::: Records for this exercise :::

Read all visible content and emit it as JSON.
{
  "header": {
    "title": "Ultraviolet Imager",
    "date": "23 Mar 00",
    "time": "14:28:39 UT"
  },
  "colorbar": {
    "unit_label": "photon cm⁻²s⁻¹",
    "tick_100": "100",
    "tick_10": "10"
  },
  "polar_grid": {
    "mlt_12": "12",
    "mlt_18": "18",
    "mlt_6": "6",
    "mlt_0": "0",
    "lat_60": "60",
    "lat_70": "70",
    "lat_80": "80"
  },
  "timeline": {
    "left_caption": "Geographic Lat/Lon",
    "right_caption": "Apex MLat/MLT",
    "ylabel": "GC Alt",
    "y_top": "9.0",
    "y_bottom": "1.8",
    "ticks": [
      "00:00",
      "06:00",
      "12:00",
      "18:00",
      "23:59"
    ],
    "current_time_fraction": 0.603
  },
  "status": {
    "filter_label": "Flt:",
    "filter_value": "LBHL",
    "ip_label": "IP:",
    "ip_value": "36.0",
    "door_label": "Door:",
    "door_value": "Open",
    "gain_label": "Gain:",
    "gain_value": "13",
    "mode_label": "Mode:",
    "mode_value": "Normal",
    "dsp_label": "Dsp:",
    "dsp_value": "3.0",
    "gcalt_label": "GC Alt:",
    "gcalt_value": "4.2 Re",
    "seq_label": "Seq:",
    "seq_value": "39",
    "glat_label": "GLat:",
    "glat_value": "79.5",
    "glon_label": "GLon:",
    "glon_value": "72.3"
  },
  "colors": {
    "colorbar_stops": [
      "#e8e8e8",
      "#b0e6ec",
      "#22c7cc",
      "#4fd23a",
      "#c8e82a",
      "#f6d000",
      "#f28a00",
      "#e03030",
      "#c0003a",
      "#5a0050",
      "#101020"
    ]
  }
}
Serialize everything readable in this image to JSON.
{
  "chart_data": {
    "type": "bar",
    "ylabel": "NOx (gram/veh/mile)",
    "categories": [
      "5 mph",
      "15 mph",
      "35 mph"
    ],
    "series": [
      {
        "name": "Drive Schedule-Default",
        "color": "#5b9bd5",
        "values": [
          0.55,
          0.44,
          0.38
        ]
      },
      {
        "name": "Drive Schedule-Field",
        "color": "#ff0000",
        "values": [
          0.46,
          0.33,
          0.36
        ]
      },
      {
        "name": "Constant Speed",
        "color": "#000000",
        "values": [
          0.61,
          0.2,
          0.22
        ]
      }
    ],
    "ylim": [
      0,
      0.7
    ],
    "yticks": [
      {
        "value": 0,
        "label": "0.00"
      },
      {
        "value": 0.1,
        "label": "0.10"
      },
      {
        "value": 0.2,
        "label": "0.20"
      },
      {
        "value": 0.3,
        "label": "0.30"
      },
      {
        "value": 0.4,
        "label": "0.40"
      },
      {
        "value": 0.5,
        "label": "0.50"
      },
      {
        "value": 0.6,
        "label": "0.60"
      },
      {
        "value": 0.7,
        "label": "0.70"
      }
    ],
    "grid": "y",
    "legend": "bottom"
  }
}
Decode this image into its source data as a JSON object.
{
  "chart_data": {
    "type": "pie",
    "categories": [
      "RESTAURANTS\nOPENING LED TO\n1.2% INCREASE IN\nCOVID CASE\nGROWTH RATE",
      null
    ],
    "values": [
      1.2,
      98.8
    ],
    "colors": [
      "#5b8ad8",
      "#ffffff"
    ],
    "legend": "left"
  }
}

:::

◆ Goal ◆
Exactly as written, give the line containing "Decode this image" and all remaining lines of the records.

◆ Answer to the exercise ◆
Decode this image into its source data as a JSON object.
{
  "chart_data": {
    "type": "pie",
    "categories": [
      "RESTAURANTS\nOPENING LED TO\n1.2% INCREASE IN\nCOVID CASE\nGROWTH RATE",
      null
    ],
    "values": [
      1.2,
      98.8
    ],
    "colors": [
      "#5b8ad8",
      "#ffffff"
    ],
    "legend": "left"
  }
}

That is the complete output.